> Your goal:
Give back the whole listing exactly as shown.

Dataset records
┌──

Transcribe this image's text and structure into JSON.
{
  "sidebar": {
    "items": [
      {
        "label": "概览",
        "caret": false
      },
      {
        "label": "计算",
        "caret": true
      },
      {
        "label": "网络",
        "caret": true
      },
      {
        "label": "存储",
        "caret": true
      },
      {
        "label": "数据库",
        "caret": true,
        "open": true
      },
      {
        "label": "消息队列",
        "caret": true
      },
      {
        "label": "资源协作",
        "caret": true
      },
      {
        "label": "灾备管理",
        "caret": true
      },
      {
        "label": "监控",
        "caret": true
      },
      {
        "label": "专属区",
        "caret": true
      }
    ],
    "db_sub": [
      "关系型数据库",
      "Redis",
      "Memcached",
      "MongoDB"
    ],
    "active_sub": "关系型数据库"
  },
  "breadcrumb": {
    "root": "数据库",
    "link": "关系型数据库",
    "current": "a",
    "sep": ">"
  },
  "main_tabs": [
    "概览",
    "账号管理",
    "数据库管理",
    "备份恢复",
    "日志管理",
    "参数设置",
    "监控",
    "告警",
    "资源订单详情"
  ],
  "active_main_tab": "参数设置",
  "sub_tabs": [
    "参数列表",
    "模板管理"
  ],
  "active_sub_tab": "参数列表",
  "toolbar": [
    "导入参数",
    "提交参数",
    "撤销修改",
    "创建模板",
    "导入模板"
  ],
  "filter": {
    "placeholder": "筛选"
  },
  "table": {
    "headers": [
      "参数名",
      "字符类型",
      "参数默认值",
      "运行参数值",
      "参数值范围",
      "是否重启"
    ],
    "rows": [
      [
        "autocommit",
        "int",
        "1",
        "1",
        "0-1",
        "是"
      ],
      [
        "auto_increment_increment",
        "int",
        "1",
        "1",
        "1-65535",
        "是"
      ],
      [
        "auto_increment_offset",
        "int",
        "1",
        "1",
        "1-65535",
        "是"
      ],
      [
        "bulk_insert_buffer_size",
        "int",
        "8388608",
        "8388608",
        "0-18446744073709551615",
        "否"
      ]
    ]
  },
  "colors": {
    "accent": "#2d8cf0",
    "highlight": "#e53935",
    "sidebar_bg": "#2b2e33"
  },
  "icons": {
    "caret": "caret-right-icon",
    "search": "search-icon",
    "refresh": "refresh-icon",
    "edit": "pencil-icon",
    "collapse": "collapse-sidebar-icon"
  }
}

└──

> Result of the task:
Transcribe this image's text and structure into JSON.
{
  "sidebar": {
    "items": [
      {
        "label": "概览",
        "caret": false
      },
      {
        "label": "计算",
        "caret": true
      },
      {
        "label": "网络",
        "caret": true
      },
      {
        "label": "存储",
        "caret": true
      },
      {
        "label": "数据库",
        "caret": true,
        "open": true
      },
      {
        "label": "消息队列",
        "caret": true
      },
      {
        "label": "资源协作",
        "caret": true
      },
      {
        "label": "灾备管理",
        "caret": true
      },
      {
        "label": "监控",
        "caret": true
      },
      {
        "label": "专属区",
        "caret": true
      }
    ],
    "db_sub": [
      "关系型数据库",
      "Redis",
      "Memcached",
      "MongoDB"
    ],
    "active_sub": "关系型数据库"
  },
  "breadcrumb": {
    "root": "数据库",
    "link": "关系型数据库",
    "current": "a",
    "sep": ">"
  },
  "main_tabs": [
    "概览",
    "账号管理",
    "数据库管理",
    "备份恢复",
    "日志管理",
    "参数设置",
    "监控",
    "告警",
    "资源订单详情"
  ],
  "active_main_tab": "参数设置",
  "sub_tabs": [
    "参数列表",
    "模板管理"
  ],
  "active_sub_tab": "参数列表",
  "toolbar": [
    "导入参数",
    "提交参数",
    "撤销修改",
    "创建模板",
    "导入模板"
  ],
  "filter": {
    "placeholder": "筛选"
  },
  "table": {
    "headers": [
      "参数名",
      "字符类型",
      "参数默认值",
      "运行参数值",
      "参数值范围",
      "是否重启"
    ],
    "rows": [
      [
        "autocommit",
        "int",
        "1",
        "1",
        "0-1",
        "是"
      ],
      [
        "auto_increment_increment",
        "int",
        "1",
        "1",
        "1-65535",
        "是"
      ],
      [
        "auto_increment_offset",
        "int",
        "1",
        "1",
        "1-65535",
        "是"
      ],
      [
        "bulk_insert_buffer_size",
        "int",
        "8388608",
        "8388608",
        "0-18446744073709551615",
        "否"
      ]
    ]
  },
  "colors": {
    "accent": "#2d8cf0",
    "highlight": "#e53935",
    "sidebar_bg": "#2b2e33"
  },
  "icons": {
    "caret": "caret-right-icon",
    "search": "search-icon",
    "refresh": "refresh-icon",
    "edit": "pencil-icon",
    "collapse": "collapse-sidebar-icon"
  }
}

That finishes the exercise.